- **WHAT TO PRODUCE**: Copy each line below that includes "JSON".

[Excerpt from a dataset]

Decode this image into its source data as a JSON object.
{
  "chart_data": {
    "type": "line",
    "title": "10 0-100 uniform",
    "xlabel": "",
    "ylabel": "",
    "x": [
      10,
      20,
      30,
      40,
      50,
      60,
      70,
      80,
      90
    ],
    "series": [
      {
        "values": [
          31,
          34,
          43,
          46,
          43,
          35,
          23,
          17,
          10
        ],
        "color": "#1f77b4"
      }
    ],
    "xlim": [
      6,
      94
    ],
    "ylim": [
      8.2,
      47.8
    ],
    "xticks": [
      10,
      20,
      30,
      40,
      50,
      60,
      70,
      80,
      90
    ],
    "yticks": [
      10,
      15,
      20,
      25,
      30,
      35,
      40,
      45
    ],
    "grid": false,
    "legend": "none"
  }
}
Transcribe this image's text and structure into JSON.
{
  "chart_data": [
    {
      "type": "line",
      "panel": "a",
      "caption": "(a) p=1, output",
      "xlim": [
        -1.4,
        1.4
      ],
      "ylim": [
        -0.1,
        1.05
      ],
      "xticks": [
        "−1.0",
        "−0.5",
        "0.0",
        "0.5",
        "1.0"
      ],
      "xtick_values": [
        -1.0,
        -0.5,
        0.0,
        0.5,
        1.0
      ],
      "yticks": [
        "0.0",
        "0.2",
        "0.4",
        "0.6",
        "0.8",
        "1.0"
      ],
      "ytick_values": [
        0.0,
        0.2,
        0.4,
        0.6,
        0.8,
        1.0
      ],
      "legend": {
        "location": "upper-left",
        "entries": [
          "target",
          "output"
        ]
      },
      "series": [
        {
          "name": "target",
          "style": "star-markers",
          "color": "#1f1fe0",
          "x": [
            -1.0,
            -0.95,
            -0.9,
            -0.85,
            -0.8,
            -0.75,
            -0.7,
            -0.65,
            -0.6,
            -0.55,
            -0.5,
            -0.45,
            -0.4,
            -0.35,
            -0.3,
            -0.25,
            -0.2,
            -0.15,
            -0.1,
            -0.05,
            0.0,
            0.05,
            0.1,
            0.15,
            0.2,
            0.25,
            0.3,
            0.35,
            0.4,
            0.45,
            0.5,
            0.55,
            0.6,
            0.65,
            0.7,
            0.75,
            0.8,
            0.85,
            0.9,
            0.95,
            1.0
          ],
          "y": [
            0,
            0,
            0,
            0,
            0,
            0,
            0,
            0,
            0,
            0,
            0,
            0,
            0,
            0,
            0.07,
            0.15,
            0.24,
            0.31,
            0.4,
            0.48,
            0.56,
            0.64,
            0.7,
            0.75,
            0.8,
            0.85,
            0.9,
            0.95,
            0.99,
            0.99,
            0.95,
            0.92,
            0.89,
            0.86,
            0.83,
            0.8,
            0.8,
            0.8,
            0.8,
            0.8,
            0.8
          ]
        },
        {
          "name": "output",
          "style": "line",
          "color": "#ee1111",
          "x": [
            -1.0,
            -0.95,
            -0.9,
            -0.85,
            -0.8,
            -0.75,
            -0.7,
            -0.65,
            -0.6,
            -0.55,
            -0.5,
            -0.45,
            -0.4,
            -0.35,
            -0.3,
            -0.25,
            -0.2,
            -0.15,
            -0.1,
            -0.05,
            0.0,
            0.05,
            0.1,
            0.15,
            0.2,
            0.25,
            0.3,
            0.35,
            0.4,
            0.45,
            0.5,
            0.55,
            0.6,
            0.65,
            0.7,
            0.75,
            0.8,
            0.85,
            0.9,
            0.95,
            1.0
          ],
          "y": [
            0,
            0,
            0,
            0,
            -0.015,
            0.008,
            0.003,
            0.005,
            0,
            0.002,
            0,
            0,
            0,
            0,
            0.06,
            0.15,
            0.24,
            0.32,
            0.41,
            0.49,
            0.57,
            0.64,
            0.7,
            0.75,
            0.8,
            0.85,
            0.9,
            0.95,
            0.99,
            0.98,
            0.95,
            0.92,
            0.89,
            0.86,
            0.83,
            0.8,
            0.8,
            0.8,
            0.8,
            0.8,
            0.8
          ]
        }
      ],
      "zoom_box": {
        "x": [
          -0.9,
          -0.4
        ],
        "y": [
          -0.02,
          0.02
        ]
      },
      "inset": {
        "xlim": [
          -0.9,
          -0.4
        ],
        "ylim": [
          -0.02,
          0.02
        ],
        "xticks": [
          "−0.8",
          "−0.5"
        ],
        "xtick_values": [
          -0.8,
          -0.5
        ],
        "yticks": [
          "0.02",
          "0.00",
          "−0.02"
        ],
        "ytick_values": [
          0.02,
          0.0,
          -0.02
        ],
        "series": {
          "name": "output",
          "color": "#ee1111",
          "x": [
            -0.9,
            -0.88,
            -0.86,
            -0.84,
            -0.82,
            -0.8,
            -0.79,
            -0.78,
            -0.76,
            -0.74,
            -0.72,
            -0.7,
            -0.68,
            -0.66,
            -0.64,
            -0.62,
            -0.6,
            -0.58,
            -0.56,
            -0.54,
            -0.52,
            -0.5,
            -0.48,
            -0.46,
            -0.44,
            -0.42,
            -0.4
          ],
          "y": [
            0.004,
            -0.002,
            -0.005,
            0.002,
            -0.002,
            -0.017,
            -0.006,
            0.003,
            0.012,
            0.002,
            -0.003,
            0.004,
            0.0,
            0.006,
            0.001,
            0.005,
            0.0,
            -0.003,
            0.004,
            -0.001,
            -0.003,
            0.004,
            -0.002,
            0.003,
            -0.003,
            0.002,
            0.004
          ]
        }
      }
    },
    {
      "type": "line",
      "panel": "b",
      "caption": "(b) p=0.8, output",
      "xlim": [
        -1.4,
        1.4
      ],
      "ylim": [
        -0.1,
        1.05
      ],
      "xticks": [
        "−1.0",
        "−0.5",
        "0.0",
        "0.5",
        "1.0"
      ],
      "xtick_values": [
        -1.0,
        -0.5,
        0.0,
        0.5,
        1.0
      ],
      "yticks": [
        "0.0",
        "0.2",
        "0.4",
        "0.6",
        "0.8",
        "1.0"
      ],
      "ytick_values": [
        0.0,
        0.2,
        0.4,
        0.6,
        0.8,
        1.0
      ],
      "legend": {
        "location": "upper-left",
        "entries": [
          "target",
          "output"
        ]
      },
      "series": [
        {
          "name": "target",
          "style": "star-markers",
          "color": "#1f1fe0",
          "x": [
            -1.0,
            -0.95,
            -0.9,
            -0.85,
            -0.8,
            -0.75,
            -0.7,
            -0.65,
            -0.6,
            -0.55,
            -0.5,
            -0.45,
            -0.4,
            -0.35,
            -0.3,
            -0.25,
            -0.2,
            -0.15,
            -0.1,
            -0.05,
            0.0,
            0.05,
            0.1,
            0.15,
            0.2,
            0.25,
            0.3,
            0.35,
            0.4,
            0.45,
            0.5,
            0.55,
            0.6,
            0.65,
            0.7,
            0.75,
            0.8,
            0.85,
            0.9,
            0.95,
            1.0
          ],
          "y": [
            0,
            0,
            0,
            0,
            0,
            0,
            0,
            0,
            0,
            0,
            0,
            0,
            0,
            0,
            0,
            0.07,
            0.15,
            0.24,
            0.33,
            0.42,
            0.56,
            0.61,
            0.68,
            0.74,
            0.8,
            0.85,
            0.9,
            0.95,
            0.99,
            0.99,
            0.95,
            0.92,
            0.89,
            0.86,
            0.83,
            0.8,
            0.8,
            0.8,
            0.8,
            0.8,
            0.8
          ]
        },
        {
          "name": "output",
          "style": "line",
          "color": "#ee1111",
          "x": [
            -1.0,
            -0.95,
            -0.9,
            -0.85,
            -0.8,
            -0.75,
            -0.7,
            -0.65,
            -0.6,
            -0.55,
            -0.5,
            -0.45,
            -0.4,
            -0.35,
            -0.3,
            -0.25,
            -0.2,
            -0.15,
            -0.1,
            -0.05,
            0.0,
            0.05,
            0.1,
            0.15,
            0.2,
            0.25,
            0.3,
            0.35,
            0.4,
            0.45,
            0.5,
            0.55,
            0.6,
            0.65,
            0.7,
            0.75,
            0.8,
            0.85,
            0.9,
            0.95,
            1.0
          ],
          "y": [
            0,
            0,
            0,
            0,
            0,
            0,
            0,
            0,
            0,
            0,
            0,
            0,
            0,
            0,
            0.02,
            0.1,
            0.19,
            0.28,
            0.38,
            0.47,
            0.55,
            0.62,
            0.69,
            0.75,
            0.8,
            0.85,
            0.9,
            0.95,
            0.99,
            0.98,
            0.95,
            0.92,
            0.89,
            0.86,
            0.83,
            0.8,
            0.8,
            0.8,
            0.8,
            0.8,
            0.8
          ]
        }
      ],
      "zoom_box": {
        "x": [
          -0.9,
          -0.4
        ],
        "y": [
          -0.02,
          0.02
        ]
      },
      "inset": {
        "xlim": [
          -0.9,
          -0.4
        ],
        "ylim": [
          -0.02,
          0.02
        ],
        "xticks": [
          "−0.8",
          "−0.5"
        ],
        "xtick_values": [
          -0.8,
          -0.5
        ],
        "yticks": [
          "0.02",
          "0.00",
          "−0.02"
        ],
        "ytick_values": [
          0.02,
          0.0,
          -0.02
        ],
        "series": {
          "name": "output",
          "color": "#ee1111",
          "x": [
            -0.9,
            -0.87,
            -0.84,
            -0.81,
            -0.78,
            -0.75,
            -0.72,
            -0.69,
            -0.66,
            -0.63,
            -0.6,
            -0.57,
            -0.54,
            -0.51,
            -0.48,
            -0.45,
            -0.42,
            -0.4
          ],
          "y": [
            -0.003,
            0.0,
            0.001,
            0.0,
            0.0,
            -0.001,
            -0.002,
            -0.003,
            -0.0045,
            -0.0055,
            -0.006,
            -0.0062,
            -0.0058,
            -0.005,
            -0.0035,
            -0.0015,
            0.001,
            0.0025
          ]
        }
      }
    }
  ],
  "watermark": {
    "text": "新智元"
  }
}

- **WRITTEN ANSWER**:
Decode this image into its source data as a JSON object.
Transcribe this image's text and structure into JSON.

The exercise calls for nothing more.